- _What is required_
Set out each line from the following listing that includes the word "нравится".

- _Input material_
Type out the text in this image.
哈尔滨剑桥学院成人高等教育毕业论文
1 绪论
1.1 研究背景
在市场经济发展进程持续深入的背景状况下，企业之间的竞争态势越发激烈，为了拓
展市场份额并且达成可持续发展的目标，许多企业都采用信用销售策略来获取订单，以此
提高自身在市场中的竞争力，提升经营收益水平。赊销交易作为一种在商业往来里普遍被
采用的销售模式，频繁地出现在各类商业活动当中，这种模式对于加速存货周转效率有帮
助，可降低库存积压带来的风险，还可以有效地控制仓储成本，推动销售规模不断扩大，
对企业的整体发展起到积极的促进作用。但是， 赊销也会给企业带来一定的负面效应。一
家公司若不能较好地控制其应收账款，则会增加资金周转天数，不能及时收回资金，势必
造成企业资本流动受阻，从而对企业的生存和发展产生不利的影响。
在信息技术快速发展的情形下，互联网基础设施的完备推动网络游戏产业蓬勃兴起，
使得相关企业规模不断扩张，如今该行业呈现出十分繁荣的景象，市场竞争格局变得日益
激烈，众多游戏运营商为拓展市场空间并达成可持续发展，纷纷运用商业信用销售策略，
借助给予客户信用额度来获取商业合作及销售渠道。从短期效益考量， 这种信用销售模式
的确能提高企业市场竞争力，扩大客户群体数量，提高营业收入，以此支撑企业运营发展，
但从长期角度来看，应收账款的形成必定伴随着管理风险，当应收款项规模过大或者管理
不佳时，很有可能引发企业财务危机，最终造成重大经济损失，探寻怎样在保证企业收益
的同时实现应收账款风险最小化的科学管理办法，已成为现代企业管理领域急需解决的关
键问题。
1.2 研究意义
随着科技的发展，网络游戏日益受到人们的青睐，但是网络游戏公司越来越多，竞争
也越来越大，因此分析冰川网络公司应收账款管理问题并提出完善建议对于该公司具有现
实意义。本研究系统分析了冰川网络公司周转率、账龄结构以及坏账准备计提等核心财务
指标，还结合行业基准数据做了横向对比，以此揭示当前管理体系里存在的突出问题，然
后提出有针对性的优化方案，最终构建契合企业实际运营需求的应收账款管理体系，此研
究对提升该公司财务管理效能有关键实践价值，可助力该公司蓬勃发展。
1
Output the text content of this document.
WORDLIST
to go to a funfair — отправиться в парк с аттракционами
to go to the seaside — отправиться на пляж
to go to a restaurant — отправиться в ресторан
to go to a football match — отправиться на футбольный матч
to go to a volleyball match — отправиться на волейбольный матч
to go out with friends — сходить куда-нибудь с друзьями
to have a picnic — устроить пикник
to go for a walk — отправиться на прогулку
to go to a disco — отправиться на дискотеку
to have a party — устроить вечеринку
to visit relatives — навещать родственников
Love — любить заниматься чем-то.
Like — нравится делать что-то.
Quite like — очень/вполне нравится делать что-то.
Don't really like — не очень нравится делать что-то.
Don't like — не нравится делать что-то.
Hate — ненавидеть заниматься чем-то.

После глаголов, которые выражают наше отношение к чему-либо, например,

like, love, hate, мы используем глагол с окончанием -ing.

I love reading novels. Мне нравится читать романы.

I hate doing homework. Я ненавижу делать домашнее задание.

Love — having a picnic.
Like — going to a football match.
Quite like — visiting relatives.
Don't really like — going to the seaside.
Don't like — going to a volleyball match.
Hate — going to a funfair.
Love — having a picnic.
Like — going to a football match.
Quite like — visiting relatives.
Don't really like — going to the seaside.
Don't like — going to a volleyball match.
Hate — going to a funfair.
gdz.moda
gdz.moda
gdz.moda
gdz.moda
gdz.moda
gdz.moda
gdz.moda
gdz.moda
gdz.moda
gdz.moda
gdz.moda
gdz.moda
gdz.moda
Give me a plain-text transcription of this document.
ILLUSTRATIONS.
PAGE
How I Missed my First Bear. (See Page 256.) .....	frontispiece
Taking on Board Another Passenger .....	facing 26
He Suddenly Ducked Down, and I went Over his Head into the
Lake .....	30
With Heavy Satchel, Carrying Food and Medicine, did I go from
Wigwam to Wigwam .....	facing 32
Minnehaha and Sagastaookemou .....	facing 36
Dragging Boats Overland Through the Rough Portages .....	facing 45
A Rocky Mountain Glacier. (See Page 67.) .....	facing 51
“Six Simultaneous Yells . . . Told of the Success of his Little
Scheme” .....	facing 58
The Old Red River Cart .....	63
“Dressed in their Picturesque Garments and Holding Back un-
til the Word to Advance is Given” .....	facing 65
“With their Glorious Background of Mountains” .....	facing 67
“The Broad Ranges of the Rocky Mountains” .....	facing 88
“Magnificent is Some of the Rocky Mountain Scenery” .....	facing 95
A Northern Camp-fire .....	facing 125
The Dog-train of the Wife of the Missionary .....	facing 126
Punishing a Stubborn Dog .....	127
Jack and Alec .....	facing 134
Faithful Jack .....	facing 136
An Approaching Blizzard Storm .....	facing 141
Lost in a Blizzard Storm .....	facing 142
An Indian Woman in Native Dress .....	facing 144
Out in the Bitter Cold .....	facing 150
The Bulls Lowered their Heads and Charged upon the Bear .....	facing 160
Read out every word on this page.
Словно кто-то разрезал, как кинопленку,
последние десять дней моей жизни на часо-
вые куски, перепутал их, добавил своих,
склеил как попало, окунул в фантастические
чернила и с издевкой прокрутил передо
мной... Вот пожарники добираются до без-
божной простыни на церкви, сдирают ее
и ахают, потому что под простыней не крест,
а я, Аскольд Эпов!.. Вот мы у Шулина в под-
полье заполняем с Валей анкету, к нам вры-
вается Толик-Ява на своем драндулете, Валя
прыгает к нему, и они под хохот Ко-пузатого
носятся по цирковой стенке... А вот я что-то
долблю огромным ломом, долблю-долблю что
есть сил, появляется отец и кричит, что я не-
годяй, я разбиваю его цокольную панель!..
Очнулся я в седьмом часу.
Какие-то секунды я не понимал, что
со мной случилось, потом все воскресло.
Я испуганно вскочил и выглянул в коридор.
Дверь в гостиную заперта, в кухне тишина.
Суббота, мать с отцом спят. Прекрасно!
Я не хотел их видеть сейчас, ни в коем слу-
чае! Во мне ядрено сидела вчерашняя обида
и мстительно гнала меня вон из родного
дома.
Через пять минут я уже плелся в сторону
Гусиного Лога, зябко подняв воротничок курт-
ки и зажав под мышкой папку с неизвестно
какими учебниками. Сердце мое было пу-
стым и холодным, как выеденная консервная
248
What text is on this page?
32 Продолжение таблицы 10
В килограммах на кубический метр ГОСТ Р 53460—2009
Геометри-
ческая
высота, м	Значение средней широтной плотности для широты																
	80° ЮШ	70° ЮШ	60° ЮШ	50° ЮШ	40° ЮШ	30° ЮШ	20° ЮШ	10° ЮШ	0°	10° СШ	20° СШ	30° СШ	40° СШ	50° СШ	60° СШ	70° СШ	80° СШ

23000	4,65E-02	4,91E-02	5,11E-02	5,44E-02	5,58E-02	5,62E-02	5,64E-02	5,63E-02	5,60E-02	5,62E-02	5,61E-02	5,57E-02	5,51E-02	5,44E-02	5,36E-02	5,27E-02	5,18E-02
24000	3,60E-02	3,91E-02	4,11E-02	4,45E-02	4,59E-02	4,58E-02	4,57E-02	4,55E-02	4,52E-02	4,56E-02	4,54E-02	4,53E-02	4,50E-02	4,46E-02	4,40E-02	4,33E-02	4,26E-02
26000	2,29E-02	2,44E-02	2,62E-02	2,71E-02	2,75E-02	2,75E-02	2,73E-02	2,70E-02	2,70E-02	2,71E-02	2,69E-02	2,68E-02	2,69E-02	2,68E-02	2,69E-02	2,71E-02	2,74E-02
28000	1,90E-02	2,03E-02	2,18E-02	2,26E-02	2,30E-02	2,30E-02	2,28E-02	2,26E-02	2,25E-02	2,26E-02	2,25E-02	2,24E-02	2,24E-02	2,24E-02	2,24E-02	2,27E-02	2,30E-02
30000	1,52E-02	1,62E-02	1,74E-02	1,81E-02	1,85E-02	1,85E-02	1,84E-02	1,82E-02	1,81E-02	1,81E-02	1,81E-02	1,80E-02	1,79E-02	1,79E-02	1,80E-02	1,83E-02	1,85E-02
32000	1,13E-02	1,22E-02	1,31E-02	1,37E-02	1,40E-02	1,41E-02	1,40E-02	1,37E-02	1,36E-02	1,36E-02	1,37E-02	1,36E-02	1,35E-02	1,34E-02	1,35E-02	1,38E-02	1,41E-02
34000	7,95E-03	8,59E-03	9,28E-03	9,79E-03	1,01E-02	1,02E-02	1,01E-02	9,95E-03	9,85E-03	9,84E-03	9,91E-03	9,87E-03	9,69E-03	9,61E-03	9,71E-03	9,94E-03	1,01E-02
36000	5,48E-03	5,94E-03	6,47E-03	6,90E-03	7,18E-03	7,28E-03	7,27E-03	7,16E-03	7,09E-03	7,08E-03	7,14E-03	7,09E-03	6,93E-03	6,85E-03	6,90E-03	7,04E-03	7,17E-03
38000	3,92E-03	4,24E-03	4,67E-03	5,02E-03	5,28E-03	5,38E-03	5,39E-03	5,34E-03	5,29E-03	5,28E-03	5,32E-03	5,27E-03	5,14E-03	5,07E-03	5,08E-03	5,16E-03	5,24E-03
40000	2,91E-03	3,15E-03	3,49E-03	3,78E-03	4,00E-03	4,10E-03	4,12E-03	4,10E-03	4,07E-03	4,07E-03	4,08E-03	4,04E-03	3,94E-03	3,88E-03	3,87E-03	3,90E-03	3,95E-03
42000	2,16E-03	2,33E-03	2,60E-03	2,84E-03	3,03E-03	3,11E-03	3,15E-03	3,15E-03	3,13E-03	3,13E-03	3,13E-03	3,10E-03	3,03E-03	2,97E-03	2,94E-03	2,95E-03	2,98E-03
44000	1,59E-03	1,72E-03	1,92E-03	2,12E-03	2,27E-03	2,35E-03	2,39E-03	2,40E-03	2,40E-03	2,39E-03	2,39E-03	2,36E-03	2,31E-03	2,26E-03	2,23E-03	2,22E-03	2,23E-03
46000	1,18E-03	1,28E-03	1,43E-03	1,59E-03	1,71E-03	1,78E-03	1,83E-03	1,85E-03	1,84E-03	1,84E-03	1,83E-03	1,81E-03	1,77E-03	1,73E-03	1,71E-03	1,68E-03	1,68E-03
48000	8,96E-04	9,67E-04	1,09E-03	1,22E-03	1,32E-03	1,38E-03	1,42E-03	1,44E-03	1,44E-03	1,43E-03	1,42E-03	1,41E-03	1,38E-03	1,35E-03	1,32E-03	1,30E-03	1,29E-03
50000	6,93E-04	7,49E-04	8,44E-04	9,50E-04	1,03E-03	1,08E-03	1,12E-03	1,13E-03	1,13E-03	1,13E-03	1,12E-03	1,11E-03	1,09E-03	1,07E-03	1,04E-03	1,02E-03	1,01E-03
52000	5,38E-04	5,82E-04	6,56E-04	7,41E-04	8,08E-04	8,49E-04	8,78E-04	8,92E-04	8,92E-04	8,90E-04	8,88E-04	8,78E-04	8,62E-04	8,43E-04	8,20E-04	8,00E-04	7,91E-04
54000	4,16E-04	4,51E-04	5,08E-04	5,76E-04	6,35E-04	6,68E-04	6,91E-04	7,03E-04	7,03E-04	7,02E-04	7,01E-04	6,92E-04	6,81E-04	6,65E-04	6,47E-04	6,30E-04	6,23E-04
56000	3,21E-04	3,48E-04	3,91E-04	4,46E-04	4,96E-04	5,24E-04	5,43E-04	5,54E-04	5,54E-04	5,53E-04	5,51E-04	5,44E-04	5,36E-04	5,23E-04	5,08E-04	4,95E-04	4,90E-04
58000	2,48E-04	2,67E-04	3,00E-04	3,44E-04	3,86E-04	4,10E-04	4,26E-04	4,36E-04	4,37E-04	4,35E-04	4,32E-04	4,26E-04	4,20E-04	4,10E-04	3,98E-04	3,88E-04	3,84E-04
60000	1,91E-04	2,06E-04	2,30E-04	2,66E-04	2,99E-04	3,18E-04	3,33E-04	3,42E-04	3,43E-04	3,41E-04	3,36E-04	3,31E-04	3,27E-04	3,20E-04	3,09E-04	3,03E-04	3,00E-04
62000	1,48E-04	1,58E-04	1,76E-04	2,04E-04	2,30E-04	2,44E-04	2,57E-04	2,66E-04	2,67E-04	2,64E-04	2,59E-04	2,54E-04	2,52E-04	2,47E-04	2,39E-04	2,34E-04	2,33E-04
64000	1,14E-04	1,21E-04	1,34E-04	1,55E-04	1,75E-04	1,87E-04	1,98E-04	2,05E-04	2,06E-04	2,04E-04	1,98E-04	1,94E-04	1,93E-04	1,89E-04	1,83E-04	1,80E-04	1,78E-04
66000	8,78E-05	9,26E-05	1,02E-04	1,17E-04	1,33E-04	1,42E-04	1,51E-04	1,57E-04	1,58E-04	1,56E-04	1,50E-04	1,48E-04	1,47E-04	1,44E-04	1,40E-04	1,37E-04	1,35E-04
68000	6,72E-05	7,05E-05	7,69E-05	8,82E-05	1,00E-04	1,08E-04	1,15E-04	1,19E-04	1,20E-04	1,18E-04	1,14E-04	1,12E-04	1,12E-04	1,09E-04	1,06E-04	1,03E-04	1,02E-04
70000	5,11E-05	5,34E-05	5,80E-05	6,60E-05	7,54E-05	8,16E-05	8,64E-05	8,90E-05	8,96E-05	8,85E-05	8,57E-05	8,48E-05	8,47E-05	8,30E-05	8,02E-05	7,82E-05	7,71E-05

- _Output for this exercise_
Like — нравится делать что-то.
Quite like — очень/вполне нравится делать что-то.
Don't really like — не очень нравится делать что-то.
Don't like — не нравится делать что-то.
I love reading novels. Мне нравится читать романы.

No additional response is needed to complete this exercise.